▸ **EXERCISE INSTRUCTIONS**
Write out the records again, exactly, leaving none out.

○ ○ ○

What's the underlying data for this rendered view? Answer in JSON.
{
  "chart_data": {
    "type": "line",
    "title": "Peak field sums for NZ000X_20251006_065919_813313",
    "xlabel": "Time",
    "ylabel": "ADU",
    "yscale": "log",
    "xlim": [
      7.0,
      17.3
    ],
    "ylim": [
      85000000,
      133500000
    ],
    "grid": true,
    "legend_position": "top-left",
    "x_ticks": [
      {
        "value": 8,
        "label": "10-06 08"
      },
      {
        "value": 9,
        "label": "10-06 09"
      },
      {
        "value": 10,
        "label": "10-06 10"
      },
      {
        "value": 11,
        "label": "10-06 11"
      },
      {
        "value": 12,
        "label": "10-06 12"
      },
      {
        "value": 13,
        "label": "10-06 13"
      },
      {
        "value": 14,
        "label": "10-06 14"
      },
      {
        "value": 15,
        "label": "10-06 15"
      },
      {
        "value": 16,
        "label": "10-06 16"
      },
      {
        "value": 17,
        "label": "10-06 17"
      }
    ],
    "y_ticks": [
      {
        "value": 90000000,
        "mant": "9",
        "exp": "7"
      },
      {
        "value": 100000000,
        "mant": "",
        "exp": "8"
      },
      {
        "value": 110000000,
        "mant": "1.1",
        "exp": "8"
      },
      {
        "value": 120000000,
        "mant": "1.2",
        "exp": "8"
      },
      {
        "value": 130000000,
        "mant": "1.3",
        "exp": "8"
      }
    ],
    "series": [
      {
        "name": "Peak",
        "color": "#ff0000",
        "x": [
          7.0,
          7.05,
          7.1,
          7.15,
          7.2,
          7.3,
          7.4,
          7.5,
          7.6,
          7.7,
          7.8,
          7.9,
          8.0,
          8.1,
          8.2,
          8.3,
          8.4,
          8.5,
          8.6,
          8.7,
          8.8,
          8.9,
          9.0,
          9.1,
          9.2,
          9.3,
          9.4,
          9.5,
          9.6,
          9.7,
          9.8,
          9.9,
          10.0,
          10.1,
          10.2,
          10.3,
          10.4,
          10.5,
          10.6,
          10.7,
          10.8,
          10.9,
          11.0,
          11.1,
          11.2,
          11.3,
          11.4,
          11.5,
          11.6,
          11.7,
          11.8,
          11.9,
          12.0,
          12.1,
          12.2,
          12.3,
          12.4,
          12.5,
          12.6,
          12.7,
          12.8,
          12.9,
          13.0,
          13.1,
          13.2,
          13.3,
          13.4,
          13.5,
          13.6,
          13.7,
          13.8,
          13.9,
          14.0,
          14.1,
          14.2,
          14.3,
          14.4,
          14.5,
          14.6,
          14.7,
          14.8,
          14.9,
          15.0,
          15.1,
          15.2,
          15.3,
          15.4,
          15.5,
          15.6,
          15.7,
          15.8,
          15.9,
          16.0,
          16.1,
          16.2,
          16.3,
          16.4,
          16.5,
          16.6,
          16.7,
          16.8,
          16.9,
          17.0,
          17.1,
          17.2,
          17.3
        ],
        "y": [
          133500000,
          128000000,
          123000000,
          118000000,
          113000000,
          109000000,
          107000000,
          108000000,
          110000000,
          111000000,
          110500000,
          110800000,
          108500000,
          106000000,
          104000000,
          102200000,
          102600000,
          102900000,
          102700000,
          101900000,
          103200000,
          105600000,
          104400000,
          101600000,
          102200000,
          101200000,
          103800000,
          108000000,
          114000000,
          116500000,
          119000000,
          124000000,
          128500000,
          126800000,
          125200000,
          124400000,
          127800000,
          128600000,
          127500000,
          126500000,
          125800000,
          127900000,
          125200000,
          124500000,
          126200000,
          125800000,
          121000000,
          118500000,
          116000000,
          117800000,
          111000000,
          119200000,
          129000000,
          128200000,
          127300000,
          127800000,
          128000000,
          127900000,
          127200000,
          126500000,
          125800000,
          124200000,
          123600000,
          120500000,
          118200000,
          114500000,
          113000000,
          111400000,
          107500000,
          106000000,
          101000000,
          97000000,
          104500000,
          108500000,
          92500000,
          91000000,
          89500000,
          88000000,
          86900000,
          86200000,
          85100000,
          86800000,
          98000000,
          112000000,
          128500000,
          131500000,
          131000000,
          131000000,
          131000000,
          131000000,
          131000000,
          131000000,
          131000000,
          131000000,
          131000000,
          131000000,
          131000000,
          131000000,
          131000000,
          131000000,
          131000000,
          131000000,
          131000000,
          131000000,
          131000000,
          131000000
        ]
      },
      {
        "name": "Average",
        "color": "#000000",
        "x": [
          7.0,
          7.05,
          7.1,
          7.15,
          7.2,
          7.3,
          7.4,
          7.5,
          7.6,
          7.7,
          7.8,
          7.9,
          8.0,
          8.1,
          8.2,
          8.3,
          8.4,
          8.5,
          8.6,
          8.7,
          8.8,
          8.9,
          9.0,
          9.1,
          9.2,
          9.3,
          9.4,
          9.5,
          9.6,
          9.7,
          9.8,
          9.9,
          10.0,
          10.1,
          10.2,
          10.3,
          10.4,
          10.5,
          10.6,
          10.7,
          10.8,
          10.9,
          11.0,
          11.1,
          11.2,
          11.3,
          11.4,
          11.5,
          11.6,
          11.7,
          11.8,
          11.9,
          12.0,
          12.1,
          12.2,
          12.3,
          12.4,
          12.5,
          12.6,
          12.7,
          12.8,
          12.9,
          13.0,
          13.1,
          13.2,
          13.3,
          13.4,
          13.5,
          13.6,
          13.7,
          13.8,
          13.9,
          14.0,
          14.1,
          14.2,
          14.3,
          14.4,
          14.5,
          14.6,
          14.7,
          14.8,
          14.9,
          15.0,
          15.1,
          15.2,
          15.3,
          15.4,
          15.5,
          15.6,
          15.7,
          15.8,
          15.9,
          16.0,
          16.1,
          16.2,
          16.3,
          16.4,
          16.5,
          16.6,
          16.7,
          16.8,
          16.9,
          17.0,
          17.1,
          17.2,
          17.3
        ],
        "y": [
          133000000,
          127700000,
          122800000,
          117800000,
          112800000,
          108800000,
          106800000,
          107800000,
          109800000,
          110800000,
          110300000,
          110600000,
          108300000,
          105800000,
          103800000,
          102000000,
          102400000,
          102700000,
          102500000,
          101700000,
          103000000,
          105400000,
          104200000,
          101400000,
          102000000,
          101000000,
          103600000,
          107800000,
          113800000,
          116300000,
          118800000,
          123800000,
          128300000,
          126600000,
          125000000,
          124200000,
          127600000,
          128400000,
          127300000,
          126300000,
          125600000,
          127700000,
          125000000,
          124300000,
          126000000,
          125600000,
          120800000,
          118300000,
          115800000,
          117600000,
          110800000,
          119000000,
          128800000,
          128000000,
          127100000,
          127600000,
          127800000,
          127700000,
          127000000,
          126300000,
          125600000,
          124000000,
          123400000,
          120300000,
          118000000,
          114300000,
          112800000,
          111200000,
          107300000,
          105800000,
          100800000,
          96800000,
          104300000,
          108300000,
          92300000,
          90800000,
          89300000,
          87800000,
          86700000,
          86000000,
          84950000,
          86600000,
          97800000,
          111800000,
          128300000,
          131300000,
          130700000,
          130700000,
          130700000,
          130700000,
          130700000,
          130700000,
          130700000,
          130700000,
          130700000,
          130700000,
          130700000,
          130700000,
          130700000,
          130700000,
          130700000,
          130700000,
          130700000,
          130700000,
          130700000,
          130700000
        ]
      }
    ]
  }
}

○ ○ ○

▸ **FULL RESPONSE**
What's the underlying data for this rendered view? Answer in JSON.
{
  "chart_data": {
    "type": "line",
    "title": "Peak field sums for NZ000X_20251006_065919_813313",
    "xlabel": "Time",
    "ylabel": "ADU",
    "yscale": "log",
    "xlim": [
      7.0,
      17.3
    ],
    "ylim": [
      85000000,
      133500000
    ],
    "grid": true,
    "legend_position": "top-left",
    "x_ticks": [
      {
        "value": 8,
        "label": "10-06 08"
      },
      {
        "value": 9,
        "label": "10-06 09"
      },
      {
        "value": 10,
        "label": "10-06 10"
      },
      {
        "value": 11,
        "label": "10-06 11"
      },
      {
        "value": 12,
        "label": "10-06 12"
      },
      {
        "value": 13,
        "label": "10-06 13"
      },
      {
        "value": 14,
        "label": "10-06 14"
      },
      {
        "value": 15,
        "label": "10-06 15"
      },
      {
        "value": 16,
        "label": "10-06 16"
      },
      {
        "value": 17,
        "label": "10-06 17"
      }
    ],
    "y_ticks": [
      {
        "value": 90000000,
        "mant": "9",
        "exp": "7"
      },
      {
        "value": 100000000,
        "mant": "",
        "exp": "8"
      },
      {
        "value": 110000000,
        "mant": "1.1",
        "exp": "8"
      },
      {
        "value": 120000000,
        "mant": "1.2",
        "exp": "8"
      },
      {
        "value": 130000000,
        "mant": "1.3",
        "exp": "8"
      }
    ],
    "series": [
      {
        "name": "Peak",
        "color": "#ff0000",
        "x": [
          7.0,
          7.05,
          7.1,
          7.15,
          7.2,
          7.3,
          7.4,
          7.5,
          7.6,
          7.7,
          7.8,
          7.9,
          8.0,
          8.1,
          8.2,
          8.3,
          8.4,
          8.5,
          8.6,
          8.7,
          8.8,
          8.9,
          9.0,
          9.1,
          9.2,
          9.3,
          9.4,
          9.5,
          9.6,
          9.7,
          9.8,
          9.9,
          10.0,
          10.1,
          10.2,
          10.3,
          10.4,
          10.5,
          10.6,
          10.7,
          10.8,
          10.9,
          11.0,
          11.1,
          11.2,
          11.3,
          11.4,
          11.5,
          11.6,
          11.7,
          11.8,
          11.9,
          12.0,
          12.1,
          12.2,
          12.3,
          12.4,
          12.5,
          12.6,
          12.7,
          12.8,
          12.9,
          13.0,
          13.1,
          13.2,
          13.3,
          13.4,
          13.5,
          13.6,
          13.7,
          13.8,
          13.9,
          14.0,
          14.1,
          14.2,
          14.3,
          14.4,
          14.5,
          14.6,
          14.7,
          14.8,
          14.9,
          15.0,
          15.1,
          15.2,
          15.3,
          15.4,
          15.5,
          15.6,
          15.7,
          15.8,
          15.9,
          16.0,
          16.1,
          16.2,
          16.3,
          16.4,
          16.5,
          16.6,
          16.7,
          16.8,
          16.9,
          17.0,
          17.1,
          17.2,
          17.3
        ],
        "y": [
          133500000,
          128000000,
          123000000,
          118000000,
          113000000,
          109000000,
          107000000,
          108000000,
          110000000,
          111000000,
          110500000,
          110800000,
          108500000,
          106000000,
          104000000,
          102200000,
          102600000,
          102900000,
          102700000,
          101900000,
          103200000,
          105600000,
          104400000,
          101600000,
          102200000,
          101200000,
          103800000,
          108000000,
          114000000,
          116500000,
          119000000,
          124000000,
          128500000,
          126800000,
          125200000,
          124400000,
          127800000,
          128600000,
          127500000,
          126500000,
          125800000,
          127900000,
          125200000,
          124500000,
          126200000,
          125800000,
          121000000,
          118500000,
          116000000,
          117800000,
          111000000,
          119200000,
          129000000,
          128200000,
          127300000,
          127800000,
          128000000,
          127900000,
          127200000,
          126500000,
          125800000,
          124200000,
          123600000,
          120500000,
          118200000,
          114500000,
          113000000,
          111400000,
          107500000,
          106000000,
          101000000,
          97000000,
          104500000,
          108500000,
          92500000,
          91000000,
          89500000,
          88000000,
          86900000,
          86200000,
          85100000,
          86800000,
          98000000,
          112000000,
          128500000,
          131500000,
          131000000,
          131000000,
          131000000,
          131000000,
          131000000,
          131000000,
          131000000,
          131000000,
          131000000,
          131000000,
          131000000,
          131000000,
          131000000,
          131000000,
          131000000,
          131000000,
          131000000,
          131000000,
          131000000,
          131000000
        ]
      },
      {
        "name": "Average",
        "color": "#000000",
        "x": [
          7.0,
          7.05,
          7.1,
          7.15,
          7.2,
          7.3,
          7.4,
          7.5,
          7.6,
          7.7,
          7.8,
          7.9,
          8.0,
          8.1,
          8.2,
          8.3,
          8.4,
          8.5,
          8.6,
          8.7,
          8.8,
          8.9,
          9.0,
          9.1,
          9.2,
          9.3,
          9.4,
          9.5,
          9.6,
          9.7,
          9.8,
          9.9,
          10.0,
          10.1,
          10.2,
          10.3,
          10.4,
          10.5,
          10.6,
          10.7,
          10.8,
          10.9,
          11.0,
          11.1,
          11.2,
          11.3,
          11.4,
          11.5,
          11.6,
          11.7,
          11.8,
          11.9,
          12.0,
          12.1,
          12.2,
          12.3,
          12.4,
          12.5,
          12.6,
          12.7,
          12.8,
          12.9,
          13.0,
          13.1,
          13.2,
          13.3,
          13.4,
          13.5,
          13.6,
          13.7,
          13.8,
          13.9,
          14.0,
          14.1,
          14.2,
          14.3,
          14.4,
          14.5,
          14.6,
          14.7,
          14.8,
          14.9,
          15.0,
          15.1,
          15.2,
          15.3,
          15.4,
          15.5,
          15.6,
          15.7,
          15.8,
          15.9,
          16.0,
          16.1,
          16.2,
          16.3,
          16.4,
          16.5,
          16.6,
          16.7,
          16.8,
          16.9,
          17.0,
          17.1,
          17.2,
          17.3
        ],
        "y": [
          133000000,
          127700000,
          122800000,
          117800000,
          112800000,
          108800000,
          106800000,
          107800000,
          109800000,
          110800000,
          110300000,
          110600000,
          108300000,
          105800000,
          103800000,
          102000000,
          102400000,
          102700000,
          102500000,
          101700000,
          103000000,
          105400000,
          104200000,
          101400000,
          102000000,
          101000000,
          103600000,
          107800000,
          113800000,
          116300000,
          118800000,
          123800000,
          128300000,
          126600000,
          125000000,
          124200000,
          127600000,
          128400000,
          127300000,
          126300000,
          125600000,
          127700000,
          125000000,
          124300000,
          126000000,
          125600000,
          120800000,
          118300000,
          115800000,
          117600000,
          110800000,
          119000000,
          128800000,
          128000000,
          127100000,
          127600000,
          127800000,
          127700000,
          127000000,
          126300000,
          125600000,
          124000000,
          123400000,
          120300000,
          118000000,
          114300000,
          112800000,
          111200000,
          107300000,
          105800000,
          100800000,
          96800000,
          104300000,
          108300000,
          92300000,
          90800000,
          89300000,
          87800000,
          86700000,
          86000000,
          84950000,
          86600000,
          97800000,
          111800000,
          128300000,
          131300000,
          130700000,
          130700000,
          130700000,
          130700000,
          130700000,
          130700000,
          130700000,
          130700000,
          130700000,
          130700000,
          130700000,
          130700000,
          130700000,
          130700000,
          130700000,
          130700000,
          130700000,
          130700000,
          130700000,
          130700000
        ]
      }
    ]
  }
}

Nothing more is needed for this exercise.